**Your task:**
Restate the data below word for word. Skip any images it contains.

**Excerpted records:**
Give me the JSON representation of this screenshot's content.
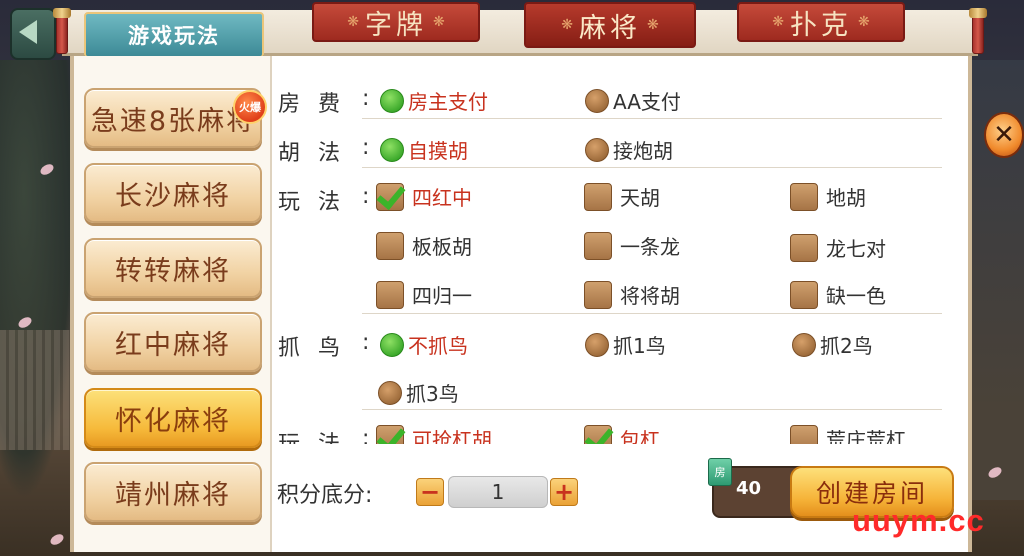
{
  "header": {
    "section_title": "游戏玩法",
    "tabs": [
      {
        "label": "字牌",
        "active": false
      },
      {
        "label": "麻将",
        "active": true
      },
      {
        "label": "扑克",
        "active": false
      }
    ]
  },
  "sidebar": {
    "items": [
      {
        "label": "急速8张麻将",
        "badge": "火爆",
        "active": false
      },
      {
        "label": "长沙麻将",
        "active": false
      },
      {
        "label": "转转麻将",
        "active": false
      },
      {
        "label": "红中麻将",
        "active": false
      },
      {
        "label": "怀化麻将",
        "active": true
      },
      {
        "label": "靖州麻将",
        "active": false
      }
    ]
  },
  "options": {
    "fee": {
      "label": "房费",
      "choices": [
        {
          "label": "房主支付",
          "selected": true
        },
        {
          "label": "AA支付",
          "selected": false
        }
      ]
    },
    "hu_method": {
      "label": "胡法",
      "choices": [
        {
          "label": "自摸胡",
          "selected": true
        },
        {
          "label": "接炮胡",
          "selected": false
        }
      ]
    },
    "play_rules": {
      "label": "玩法",
      "choices": [
        {
          "label": "四红中",
          "checked": true
        },
        {
          "label": "天胡",
          "checked": false
        },
        {
          "label": "地胡",
          "checked": false
        },
        {
          "label": "板板胡",
          "checked": false
        },
        {
          "label": "一条龙",
          "checked": false
        },
        {
          "label": "龙七对",
          "checked": false
        },
        {
          "label": "四归一",
          "checked": false
        },
        {
          "label": "将将胡",
          "checked": false
        },
        {
          "label": "缺一色",
          "checked": false
        }
      ]
    },
    "bird": {
      "label": "抓鸟",
      "choices": [
        {
          "label": "不抓鸟",
          "selected": true
        },
        {
          "label": "抓1鸟",
          "selected": false
        },
        {
          "label": "抓2鸟",
          "selected": false
        },
        {
          "label": "抓3鸟",
          "selected": false
        }
      ]
    },
    "play_rules_2": {
      "label": "玩法",
      "choices": [
        {
          "label": "可抢杠胡",
          "checked": true
        },
        {
          "label": "包杠",
          "checked": true
        },
        {
          "label": "荒庄荒杠",
          "checked": false
        }
      ]
    }
  },
  "footer": {
    "score_label": "积分底分:",
    "score_value": "1",
    "minus": "−",
    "plus": "+",
    "room_icon": "房",
    "cost": "40",
    "create_label": "创建房间"
  },
  "close_symbol": "✕",
  "watermark": "uuym.cc",
  "colors": {
    "tab_red": "#9e2a1f",
    "selected_text": "#c8321e",
    "radio_on": "#3aa82a",
    "button_gold": "#f6b338"
  }
}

**Full response:**
Give me the JSON representation of this screenshot's content.
{
  "header": {
    "section_title": "游戏玩法",
    "tabs": [
      {
        "label": "字牌",
        "active": false
      },
      {
        "label": "麻将",
        "active": true
      },
      {
        "label": "扑克",
        "active": false
      }
    ]
  },
  "sidebar": {
    "items": [
      {
        "label": "急速8张麻将",
        "badge": "火爆",
        "active": false
      },
      {
        "label": "长沙麻将",
        "active": false
      },
      {
        "label": "转转麻将",
        "active": false
      },
      {
        "label": "红中麻将",
        "active": false
      },
      {
        "label": "怀化麻将",
        "active": true
      },
      {
        "label": "靖州麻将",
        "active": false
      }
    ]
  },
  "options": {
    "fee": {
      "label": "房费",
      "choices": [
        {
          "label": "房主支付",
          "selected": true
        },
        {
          "label": "AA支付",
          "selected": false
        }
      ]
    },
    "hu_method": {
      "label": "胡法",
      "choices": [
        {
          "label": "自摸胡",
          "selected": true
        },
        {
          "label": "接炮胡",
          "selected": false
        }
      ]
    },
    "play_rules": {
      "label": "玩法",
      "choices": [
        {
          "label": "四红中",
          "checked": true
        },
        {
          "label": "天胡",
          "checked": false
        },
        {
          "label": "地胡",
          "checked": false
        },
        {
          "label": "板板胡",
          "checked": false
        },
        {
          "label": "一条龙",
          "checked": false
        },
        {
          "label": "龙七对",
          "checked": false
        },
        {
          "label": "四归一",
          "checked": false
        },
        {
          "label": "将将胡",
          "checked": false
        },
        {
          "label": "缺一色",
          "checked": false
        }
      ]
    },
    "bird": {
      "label": "抓鸟",
      "choices": [
        {
          "label": "不抓鸟",
          "selected": true
        },
        {
          "label": "抓1鸟",
          "selected": false
        },
        {
          "label": "抓2鸟",
          "selected": false
        },
        {
          "label": "抓3鸟",
          "selected": false
        }
      ]
    },
    "play_rules_2": {
      "label": "玩法",
      "choices": [
        {
          "label": "可抢杠胡",
          "checked": true
        },
        {
          "label": "包杠",
          "checked": true
        },
        {
          "label": "荒庄荒杠",
          "checked": false
        }
      ]
    }
  },
  "footer": {
    "score_label": "积分底分:",
    "score_value": "1",
    "minus": "−",
    "plus": "+",
    "room_icon": "房",
    "cost": "40",
    "create_label": "创建房间"
  },
  "close_symbol": "✕",
  "watermark": "uuym.cc",
  "colors": {
    "tab_red": "#9e2a1f",
    "selected_text": "#c8321e",
    "radio_on": "#3aa82a",
    "button_gold": "#f6b338"
  }
}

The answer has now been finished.